— start of Material provided —

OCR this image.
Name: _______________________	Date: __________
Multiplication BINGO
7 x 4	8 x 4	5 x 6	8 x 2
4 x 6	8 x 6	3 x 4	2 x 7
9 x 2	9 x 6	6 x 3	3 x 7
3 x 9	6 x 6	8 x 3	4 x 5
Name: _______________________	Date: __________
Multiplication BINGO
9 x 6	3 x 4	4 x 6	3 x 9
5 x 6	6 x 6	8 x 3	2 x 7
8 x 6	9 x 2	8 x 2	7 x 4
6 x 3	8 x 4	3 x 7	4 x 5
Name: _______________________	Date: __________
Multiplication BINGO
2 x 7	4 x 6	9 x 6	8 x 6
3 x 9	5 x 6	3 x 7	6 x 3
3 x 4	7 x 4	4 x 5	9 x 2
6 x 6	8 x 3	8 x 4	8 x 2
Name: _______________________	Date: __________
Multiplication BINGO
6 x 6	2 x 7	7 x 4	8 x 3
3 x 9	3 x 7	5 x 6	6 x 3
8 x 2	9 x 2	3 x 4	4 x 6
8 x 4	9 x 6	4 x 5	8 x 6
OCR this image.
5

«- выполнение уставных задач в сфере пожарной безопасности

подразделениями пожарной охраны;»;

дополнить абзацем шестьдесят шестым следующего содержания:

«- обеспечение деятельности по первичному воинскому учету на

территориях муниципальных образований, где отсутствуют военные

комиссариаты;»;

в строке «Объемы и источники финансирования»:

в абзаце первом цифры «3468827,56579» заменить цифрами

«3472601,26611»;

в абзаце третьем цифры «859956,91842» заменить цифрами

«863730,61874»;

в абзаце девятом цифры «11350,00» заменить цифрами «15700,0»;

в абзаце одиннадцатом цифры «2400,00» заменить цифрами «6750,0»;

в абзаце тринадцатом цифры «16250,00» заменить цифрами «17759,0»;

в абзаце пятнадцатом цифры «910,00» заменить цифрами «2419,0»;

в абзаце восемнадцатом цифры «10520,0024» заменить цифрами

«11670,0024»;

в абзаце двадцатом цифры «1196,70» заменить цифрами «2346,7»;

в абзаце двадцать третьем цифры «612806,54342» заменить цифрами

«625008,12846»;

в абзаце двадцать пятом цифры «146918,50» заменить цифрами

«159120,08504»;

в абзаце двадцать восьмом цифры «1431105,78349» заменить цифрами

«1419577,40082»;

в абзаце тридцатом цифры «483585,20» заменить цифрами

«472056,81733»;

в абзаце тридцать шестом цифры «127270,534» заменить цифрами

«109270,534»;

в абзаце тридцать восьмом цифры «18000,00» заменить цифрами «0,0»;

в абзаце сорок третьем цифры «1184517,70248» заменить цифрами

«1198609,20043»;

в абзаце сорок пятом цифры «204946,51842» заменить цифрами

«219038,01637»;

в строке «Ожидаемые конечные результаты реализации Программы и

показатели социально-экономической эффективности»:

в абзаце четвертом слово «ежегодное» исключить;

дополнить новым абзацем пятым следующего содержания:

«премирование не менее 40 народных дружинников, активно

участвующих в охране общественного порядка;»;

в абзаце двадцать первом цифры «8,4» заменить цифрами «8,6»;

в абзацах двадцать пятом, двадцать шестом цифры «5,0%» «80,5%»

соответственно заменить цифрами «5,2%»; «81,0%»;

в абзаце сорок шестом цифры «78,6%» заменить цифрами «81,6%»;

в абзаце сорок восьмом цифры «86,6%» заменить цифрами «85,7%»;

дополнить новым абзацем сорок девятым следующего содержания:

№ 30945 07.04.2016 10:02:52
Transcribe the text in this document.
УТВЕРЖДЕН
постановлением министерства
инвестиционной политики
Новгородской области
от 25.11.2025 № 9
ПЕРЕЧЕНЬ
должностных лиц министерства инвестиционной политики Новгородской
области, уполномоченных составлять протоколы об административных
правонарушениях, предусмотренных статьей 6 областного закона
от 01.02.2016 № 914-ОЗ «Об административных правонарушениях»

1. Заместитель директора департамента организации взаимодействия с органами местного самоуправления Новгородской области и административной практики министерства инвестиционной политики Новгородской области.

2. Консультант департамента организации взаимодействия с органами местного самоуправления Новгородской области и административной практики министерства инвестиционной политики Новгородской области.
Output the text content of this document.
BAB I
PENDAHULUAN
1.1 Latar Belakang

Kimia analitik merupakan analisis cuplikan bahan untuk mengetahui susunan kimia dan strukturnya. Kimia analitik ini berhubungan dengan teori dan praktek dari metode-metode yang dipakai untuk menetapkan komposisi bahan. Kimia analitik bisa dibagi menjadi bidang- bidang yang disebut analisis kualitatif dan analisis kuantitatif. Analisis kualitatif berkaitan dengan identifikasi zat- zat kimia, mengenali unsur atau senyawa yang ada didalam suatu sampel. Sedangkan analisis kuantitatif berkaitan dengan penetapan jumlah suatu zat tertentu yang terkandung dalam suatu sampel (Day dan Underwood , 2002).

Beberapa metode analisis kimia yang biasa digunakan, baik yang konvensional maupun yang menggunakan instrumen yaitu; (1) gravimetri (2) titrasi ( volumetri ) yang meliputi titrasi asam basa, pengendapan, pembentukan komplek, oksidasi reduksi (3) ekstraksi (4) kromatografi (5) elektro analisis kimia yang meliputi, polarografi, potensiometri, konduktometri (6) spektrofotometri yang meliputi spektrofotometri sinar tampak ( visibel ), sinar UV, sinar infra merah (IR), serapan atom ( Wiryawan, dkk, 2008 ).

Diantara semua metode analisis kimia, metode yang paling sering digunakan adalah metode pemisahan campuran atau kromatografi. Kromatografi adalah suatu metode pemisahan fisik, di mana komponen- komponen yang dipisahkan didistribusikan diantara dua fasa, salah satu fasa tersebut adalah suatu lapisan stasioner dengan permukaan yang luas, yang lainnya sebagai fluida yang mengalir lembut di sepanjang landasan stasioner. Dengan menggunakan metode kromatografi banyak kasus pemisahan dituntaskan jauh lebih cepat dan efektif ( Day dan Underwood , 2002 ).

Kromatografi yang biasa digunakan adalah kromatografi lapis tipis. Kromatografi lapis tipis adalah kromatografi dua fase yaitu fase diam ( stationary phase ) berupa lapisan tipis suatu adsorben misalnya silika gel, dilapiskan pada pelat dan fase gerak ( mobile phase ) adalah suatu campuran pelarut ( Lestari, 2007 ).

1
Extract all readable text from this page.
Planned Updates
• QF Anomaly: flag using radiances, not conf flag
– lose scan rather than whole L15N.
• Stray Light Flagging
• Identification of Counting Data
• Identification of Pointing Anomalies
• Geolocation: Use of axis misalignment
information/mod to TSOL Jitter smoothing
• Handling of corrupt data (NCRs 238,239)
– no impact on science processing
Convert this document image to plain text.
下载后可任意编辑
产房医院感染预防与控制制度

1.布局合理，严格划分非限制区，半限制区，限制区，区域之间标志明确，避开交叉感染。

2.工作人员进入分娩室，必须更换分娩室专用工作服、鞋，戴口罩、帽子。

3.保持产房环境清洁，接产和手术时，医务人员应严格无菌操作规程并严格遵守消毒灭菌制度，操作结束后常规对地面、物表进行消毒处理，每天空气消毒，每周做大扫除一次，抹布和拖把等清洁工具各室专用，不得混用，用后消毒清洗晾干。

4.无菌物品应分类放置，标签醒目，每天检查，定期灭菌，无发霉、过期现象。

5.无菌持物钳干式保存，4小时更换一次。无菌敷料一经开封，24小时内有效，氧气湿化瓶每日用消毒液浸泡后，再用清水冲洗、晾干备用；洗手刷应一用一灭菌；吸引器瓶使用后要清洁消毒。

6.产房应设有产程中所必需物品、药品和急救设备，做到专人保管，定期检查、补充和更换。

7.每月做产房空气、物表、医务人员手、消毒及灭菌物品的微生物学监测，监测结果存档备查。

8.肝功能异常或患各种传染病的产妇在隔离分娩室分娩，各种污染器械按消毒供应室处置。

— end of Material provided —

Written request: Copy all the lines, exactly.

The completed task:
OCR this image.
Name: _______________________	Date: __________
Multiplication BINGO
7 x 4	8 x 4	5 x 6	8 x 2
4 x 6	8 x 6	3 x 4	2 x 7
9 x 2	9 x 6	6 x 3	3 x 7
3 x 9	6 x 6	8 x 3	4 x 5
Name: _______________________	Date: __________
Multiplication BINGO
9 x 6	3 x 4	4 x 6	3 x 9
5 x 6	6 x 6	8 x 3	2 x 7
8 x 6	9 x 2	8 x 2	7 x 4
6 x 3	8 x 4	3 x 7	4 x 5
Name: _______________________	Date: __________
Multiplication BINGO
2 x 7	4 x 6	9 x 6	8 x 6
3 x 9	5 x 6	3 x 7	6 x 3
3 x 4	7 x 4	4 x 5	9 x 2
6 x 6	8 x 3	8 x 4	8 x 2
Name: _______________________	Date: __________
Multiplication BINGO
6 x 6	2 x 7	7 x 4	8 x 3
3 x 9	3 x 7	5 x 6	6 x 3
8 x 2	9 x 2	3 x 4	4 x 6
8 x 4	9 x 6	4 x 5	8 x 6
OCR this image.
5

«- выполнение уставных задач в сфере пожарной безопасности

подразделениями пожарной охраны;»;

дополнить абзацем шестьдесят шестым следующего содержания:

«- обеспечение деятельности по первичному воинскому учету на

территориях муниципальных образований, где отсутствуют военные

комиссариаты;»;

в строке «Объемы и источники финансирования»:

в абзаце первом цифры «3468827,56579» заменить цифрами

«3472601,26611»;

в абзаце третьем цифры «859956,91842» заменить цифрами

«863730,61874»;

в абзаце девятом цифры «11350,00» заменить цифрами «15700,0»;

в абзаце одиннадцатом цифры «2400,00» заменить цифрами «6750,0»;

в абзаце тринадцатом цифры «16250,00» заменить цифрами «17759,0»;

в абзаце пятнадцатом цифры «910,00» заменить цифрами «2419,0»;

в абзаце восемнадцатом цифры «10520,0024» заменить цифрами

«11670,0024»;

в абзаце двадцатом цифры «1196,70» заменить цифрами «2346,7»;

в абзаце двадцать третьем цифры «612806,54342» заменить цифрами

«625008,12846»;

в абзаце двадцать пятом цифры «146918,50» заменить цифрами

«159120,08504»;

в абзаце двадцать восьмом цифры «1431105,78349» заменить цифрами

«1419577,40082»;

в абзаце тридцатом цифры «483585,20» заменить цифрами

«472056,81733»;

в абзаце тридцать шестом цифры «127270,534» заменить цифрами

«109270,534»;

в абзаце тридцать восьмом цифры «18000,00» заменить цифрами «0,0»;

в абзаце сорок третьем цифры «1184517,70248» заменить цифрами

«1198609,20043»;

в абзаце сорок пятом цифры «204946,51842» заменить цифрами

«219038,01637»;

в строке «Ожидаемые конечные результаты реализации Программы и

показатели социально-экономической эффективности»:

в абзаце четвертом слово «ежегодное» исключить;

дополнить новым абзацем пятым следующего содержания:

«премирование не менее 40 народных дружинников, активно

участвующих в охране общественного порядка;»;

в абзаце двадцать первом цифры «8,4» заменить цифрами «8,6»;

в абзацах двадцать пятом, двадцать шестом цифры «5,0%» «80,5%»

соответственно заменить цифрами «5,2%»; «81,0%»;

в абзаце сорок шестом цифры «78,6%» заменить цифрами «81,6%»;

в абзаце сорок восьмом цифры «86,6%» заменить цифрами «85,7%»;

дополнить новым абзацем сорок девятым следующего содержания:

№ 30945 07.04.2016 10:02:52
Transcribe the text in this document.
УТВЕРЖДЕН
постановлением министерства
инвестиционной политики
Новгородской области
от 25.11.2025 № 9
ПЕРЕЧЕНЬ
должностных лиц министерства инвестиционной политики Новгородской
области, уполномоченных составлять протоколы об административных
правонарушениях, предусмотренных статьей 6 областного закона
от 01.02.2016 № 914-ОЗ «Об административных правонарушениях»

1. Заместитель директора департамента организации взаимодействия с органами местного самоуправления Новгородской области и административной практики министерства инвестиционной политики Новгородской области.

2. Консультант департамента организации взаимодействия с органами местного самоуправления Новгородской области и административной практики министерства инвестиционной политики Новгородской области.
Output the text content of this document.
BAB I
PENDAHULUAN
1.1 Latar Belakang

Kimia analitik merupakan analisis cuplikan bahan untuk mengetahui susunan kimia dan strukturnya. Kimia analitik ini berhubungan dengan teori dan praktek dari metode-metode yang dipakai untuk menetapkan komposisi bahan. Kimia analitik bisa dibagi menjadi bidang- bidang yang disebut analisis kualitatif dan analisis kuantitatif. Analisis kualitatif berkaitan dengan identifikasi zat- zat kimia, mengenali unsur atau senyawa yang ada didalam suatu sampel. Sedangkan analisis kuantitatif berkaitan dengan penetapan jumlah suatu zat tertentu yang terkandung dalam suatu sampel (Day dan Underwood , 2002).

Beberapa metode analisis kimia yang biasa digunakan, baik yang konvensional maupun yang menggunakan instrumen yaitu; (1) gravimetri (2) titrasi ( volumetri ) yang meliputi titrasi asam basa, pengendapan, pembentukan komplek, oksidasi reduksi (3) ekstraksi (4) kromatografi (5) elektro analisis kimia yang meliputi, polarografi, potensiometri, konduktometri (6) spektrofotometri yang meliputi spektrofotometri sinar tampak ( visibel ), sinar UV, sinar infra merah (IR), serapan atom ( Wiryawan, dkk, 2008 ).

Diantara semua metode analisis kimia, metode yang paling sering digunakan adalah metode pemisahan campuran atau kromatografi. Kromatografi adalah suatu metode pemisahan fisik, di mana komponen- komponen yang dipisahkan didistribusikan diantara dua fasa, salah satu fasa tersebut adalah suatu lapisan stasioner dengan permukaan yang luas, yang lainnya sebagai fluida yang mengalir lembut di sepanjang landasan stasioner. Dengan menggunakan metode kromatografi banyak kasus pemisahan dituntaskan jauh lebih cepat dan efektif ( Day dan Underwood , 2002 ).

Kromatografi yang biasa digunakan adalah kromatografi lapis tipis. Kromatografi lapis tipis adalah kromatografi dua fase yaitu fase diam ( stationary phase ) berupa lapisan tipis suatu adsorben misalnya silika gel, dilapiskan pada pelat dan fase gerak ( mobile phase ) adalah suatu campuran pelarut ( Lestari, 2007 ).

1
Extract all readable text from this page.
Planned Updates
• QF Anomaly: flag using radiances, not conf flag
– lose scan rather than whole L15N.
• Stray Light Flagging
• Identification of Counting Data
• Identification of Pointing Anomalies
• Geolocation: Use of axis misalignment
information/mod to TSOL Jitter smoothing
• Handling of corrupt data (NCRs 238,239)
– no impact on science processing
Convert this document image to plain text.
下载后可任意编辑
产房医院感染预防与控制制度

1.布局合理，严格划分非限制区，半限制区，限制区，区域之间标志明确，避开交叉感染。

2.工作人员进入分娩室，必须更换分娩室专用工作服、鞋，戴口罩、帽子。

3.保持产房环境清洁，接产和手术时，医务人员应严格无菌操作规程并严格遵守消毒灭菌制度，操作结束后常规对地面、物表进行消毒处理，每天空气消毒，每周做大扫除一次，抹布和拖把等清洁工具各室专用，不得混用，用后消毒清洗晾干。

4.无菌物品应分类放置，标签醒目，每天检查，定期灭菌，无发霉、过期现象。

5.无菌持物钳干式保存，4小时更换一次。无菌敷料一经开封，24小时内有效，氧气湿化瓶每日用消毒液浸泡后，再用清水冲洗、晾干备用；洗手刷应一用一灭菌；吸引器瓶使用后要清洁消毒。

6.产房应设有产程中所必需物品、药品和急救设备，做到专人保管，定期检查、补充和更换。

7.每月做产房空气、物表、医务人员手、消毒及灭菌物品的微生物学监测，监测结果存档备查。

8.肝功能异常或患各种传染病的产妇在隔离分娩室分娩，各种污染器械按消毒供应室处置。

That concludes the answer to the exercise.